Dataset records
^^^^

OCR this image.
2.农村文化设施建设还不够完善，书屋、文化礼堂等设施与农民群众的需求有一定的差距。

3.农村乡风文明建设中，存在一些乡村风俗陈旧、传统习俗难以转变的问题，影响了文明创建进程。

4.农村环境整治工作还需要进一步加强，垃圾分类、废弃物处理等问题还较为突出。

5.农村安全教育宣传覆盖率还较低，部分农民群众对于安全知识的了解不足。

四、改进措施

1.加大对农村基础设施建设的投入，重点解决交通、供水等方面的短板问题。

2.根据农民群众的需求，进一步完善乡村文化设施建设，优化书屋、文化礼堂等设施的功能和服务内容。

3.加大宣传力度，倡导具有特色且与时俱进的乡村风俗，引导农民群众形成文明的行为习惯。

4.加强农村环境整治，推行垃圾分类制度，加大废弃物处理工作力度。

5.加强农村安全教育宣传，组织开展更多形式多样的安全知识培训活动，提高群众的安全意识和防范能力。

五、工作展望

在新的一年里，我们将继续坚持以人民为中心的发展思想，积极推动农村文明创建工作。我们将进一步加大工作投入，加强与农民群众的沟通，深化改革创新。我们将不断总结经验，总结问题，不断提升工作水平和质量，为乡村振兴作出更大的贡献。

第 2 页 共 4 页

^^^^

Reproduce each record exactly, leaving nothing out.

Answer below:
OCR this image.
2.农村文化设施建设还不够完善，书屋、文化礼堂等设施与农民群众的需求有一定的差距。

3.农村乡风文明建设中，存在一些乡村风俗陈旧、传统习俗难以转变的问题，影响了文明创建进程。

4.农村环境整治工作还需要进一步加强，垃圾分类、废弃物处理等问题还较为突出。

5.农村安全教育宣传覆盖率还较低，部分农民群众对于安全知识的了解不足。

四、改进措施

1.加大对农村基础设施建设的投入，重点解决交通、供水等方面的短板问题。

2.根据农民群众的需求，进一步完善乡村文化设施建设，优化书屋、文化礼堂等设施的功能和服务内容。

3.加大宣传力度，倡导具有特色且与时俱进的乡村风俗，引导农民群众形成文明的行为习惯。

4.加强农村环境整治，推行垃圾分类制度，加大废弃物处理工作力度。

5.加强农村安全教育宣传，组织开展更多形式多样的安全知识培训活动，提高群众的安全意识和防范能力。

五、工作展望

在新的一年里，我们将继续坚持以人民为中心的发展思想，积极推动农村文明创建工作。我们将进一步加大工作投入，加强与农民群众的沟通，深化改革创新。我们将不断总结经验，总结问题，不断提升工作水平和质量，为乡村振兴作出更大的贡献。

第 2 页 共 4 页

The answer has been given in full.